===== Exercise material =====
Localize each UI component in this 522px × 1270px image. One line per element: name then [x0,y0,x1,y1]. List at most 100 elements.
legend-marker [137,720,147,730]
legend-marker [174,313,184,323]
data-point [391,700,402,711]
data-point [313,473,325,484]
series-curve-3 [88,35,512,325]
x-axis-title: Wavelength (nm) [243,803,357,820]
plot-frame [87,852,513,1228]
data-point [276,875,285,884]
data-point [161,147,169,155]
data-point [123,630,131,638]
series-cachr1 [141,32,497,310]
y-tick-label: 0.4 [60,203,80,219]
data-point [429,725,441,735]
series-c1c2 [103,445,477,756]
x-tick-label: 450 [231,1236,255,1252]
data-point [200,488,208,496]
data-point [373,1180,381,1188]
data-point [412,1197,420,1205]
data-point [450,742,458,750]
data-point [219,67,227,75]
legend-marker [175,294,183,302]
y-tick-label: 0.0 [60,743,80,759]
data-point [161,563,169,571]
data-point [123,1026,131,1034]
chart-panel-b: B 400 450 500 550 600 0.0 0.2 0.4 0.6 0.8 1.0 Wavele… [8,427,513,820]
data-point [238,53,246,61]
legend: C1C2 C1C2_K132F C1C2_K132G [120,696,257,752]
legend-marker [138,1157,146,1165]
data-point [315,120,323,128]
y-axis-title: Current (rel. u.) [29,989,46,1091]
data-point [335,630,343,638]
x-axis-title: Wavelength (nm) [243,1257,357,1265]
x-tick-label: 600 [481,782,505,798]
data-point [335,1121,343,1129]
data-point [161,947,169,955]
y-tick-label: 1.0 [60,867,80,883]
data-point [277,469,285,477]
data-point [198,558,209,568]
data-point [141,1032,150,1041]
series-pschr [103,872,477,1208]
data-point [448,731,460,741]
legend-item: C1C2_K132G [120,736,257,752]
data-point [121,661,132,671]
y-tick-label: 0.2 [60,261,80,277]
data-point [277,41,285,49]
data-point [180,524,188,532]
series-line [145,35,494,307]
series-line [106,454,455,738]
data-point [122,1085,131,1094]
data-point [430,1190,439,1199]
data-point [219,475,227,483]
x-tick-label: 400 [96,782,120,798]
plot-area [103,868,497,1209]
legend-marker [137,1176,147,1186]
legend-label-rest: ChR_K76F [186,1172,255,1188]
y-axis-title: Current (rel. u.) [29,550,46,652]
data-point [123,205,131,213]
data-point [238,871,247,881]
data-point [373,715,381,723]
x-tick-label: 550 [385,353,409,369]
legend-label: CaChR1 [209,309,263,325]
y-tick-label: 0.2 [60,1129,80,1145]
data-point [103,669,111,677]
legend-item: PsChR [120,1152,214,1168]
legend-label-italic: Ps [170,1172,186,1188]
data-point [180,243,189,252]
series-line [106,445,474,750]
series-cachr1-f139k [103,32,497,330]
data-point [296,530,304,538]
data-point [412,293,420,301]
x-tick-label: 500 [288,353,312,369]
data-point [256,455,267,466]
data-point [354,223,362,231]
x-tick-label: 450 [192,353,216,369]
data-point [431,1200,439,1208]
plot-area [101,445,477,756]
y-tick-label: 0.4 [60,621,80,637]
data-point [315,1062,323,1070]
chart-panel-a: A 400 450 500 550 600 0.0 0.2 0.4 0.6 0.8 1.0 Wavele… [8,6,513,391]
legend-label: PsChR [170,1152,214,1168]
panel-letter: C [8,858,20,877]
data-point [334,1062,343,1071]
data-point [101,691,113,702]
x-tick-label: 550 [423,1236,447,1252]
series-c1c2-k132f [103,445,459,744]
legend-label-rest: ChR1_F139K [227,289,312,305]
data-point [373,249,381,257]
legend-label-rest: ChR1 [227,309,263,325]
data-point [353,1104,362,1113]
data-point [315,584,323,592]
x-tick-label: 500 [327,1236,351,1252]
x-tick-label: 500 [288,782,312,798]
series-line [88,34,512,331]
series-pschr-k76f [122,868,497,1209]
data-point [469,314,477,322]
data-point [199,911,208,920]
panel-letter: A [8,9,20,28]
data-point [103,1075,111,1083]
=====
-- What you are asked to do --
Reproduce every line of the records above verbatim, keeping each character, number and bracket unchanged.

-- The completed task --
Localize each UI component in this 522px × 1270px image. One line per element: name then [x0,y0,x1,y1]. List at most 100 elements.
legend-marker [137,720,147,730]
legend-marker [174,313,184,323]
data-point [391,700,402,711]
data-point [313,473,325,484]
series-curve-3 [88,35,512,325]
x-axis-title: Wavelength (nm) [243,803,357,820]
plot-frame [87,852,513,1228]
data-point [276,875,285,884]
data-point [161,147,169,155]
data-point [123,630,131,638]
series-cachr1 [141,32,497,310]
y-tick-label: 0.4 [60,203,80,219]
data-point [429,725,441,735]
series-c1c2 [103,445,477,756]
x-tick-label: 450 [231,1236,255,1252]
data-point [200,488,208,496]
data-point [373,1180,381,1188]
data-point [412,1197,420,1205]
data-point [450,742,458,750]
data-point [219,67,227,75]
legend-marker [175,294,183,302]
y-tick-label: 0.0 [60,743,80,759]
data-point [161,563,169,571]
data-point [123,1026,131,1034]
chart-panel-b: B 400 450 500 550 600 0.0 0.2 0.4 0.6 0.8 1.0 Wavele… [8,427,513,820]
data-point [238,53,246,61]
legend: C1C2 C1C2_K132F C1C2_K132G [120,696,257,752]
legend-marker [138,1157,146,1165]
data-point [315,120,323,128]
y-axis-title: Current (rel. u.) [29,989,46,1091]
data-point [335,630,343,638]
x-axis-title: Wavelength (nm) [243,1257,357,1265]
x-tick-label: 600 [481,782,505,798]
data-point [335,1121,343,1129]
data-point [161,947,169,955]
y-tick-label: 1.0 [60,867,80,883]
data-point [277,469,285,477]
data-point [198,558,209,568]
data-point [141,1032,150,1041]
series-pschr [103,872,477,1208]
data-point [448,731,460,741]
legend-item: C1C2_K132G [120,736,257,752]
data-point [121,661,132,671]
y-tick-label: 0.2 [60,261,80,277]
data-point [277,41,285,49]
data-point [180,524,188,532]
series-line [145,35,494,307]
series-line [106,454,455,738]
data-point [122,1085,131,1094]
data-point [430,1190,439,1199]
data-point [219,475,227,483]
x-tick-label: 400 [96,782,120,798]
plot-area [103,868,497,1209]
legend-marker [137,1176,147,1186]
legend-label-rest: ChR_K76F [186,1172,255,1188]
y-axis-title: Current (rel. u.) [29,550,46,652]
data-point [123,205,131,213]
data-point [238,871,247,881]
data-point [373,715,381,723]
x-tick-label: 550 [385,353,409,369]
legend-label: CaChR1 [209,309,263,325]
y-tick-label: 0.2 [60,1129,80,1145]
data-point [103,669,111,677]
legend-item: PsChR [120,1152,214,1168]
legend-label-italic: Ps [170,1172,186,1188]
data-point [180,243,189,252]
series-line [106,445,474,750]
series-cachr1-f139k [103,32,497,330]
data-point [296,530,304,538]
data-point [412,293,420,301]
x-tick-label: 500 [288,353,312,369]
data-point [256,455,267,466]
data-point [354,223,362,231]
x-tick-label: 450 [192,353,216,369]
data-point [431,1200,439,1208]
plot-area [101,445,477,756]
y-tick-label: 0.4 [60,621,80,637]
data-point [315,1062,323,1070]
chart-panel-a: A 400 450 500 550 600 0.0 0.2 0.4 0.6 0.8 1.0 Wavele… [8,6,513,391]
legend-label: PsChR [170,1152,214,1168]
panel-letter: C [8,858,20,877]
data-point [334,1062,343,1071]
data-point [101,691,113,702]
x-tick-label: 550 [423,1236,447,1252]
series-c1c2-k132f [103,445,459,744]
legend-label-rest: ChR1_F139K [227,289,312,305]
data-point [373,249,381,257]
legend-label-rest: ChR1 [227,309,263,325]
data-point [353,1104,362,1113]
data-point [315,584,323,592]
x-tick-label: 500 [327,1236,351,1252]
x-tick-label: 500 [288,782,312,798]
series-line [88,34,512,331]
series-pschr-k76f [122,868,497,1209]
data-point [469,314,477,322]
data-point [199,911,208,920]
panel-letter: A [8,9,20,28]
data-point [103,1075,111,1083]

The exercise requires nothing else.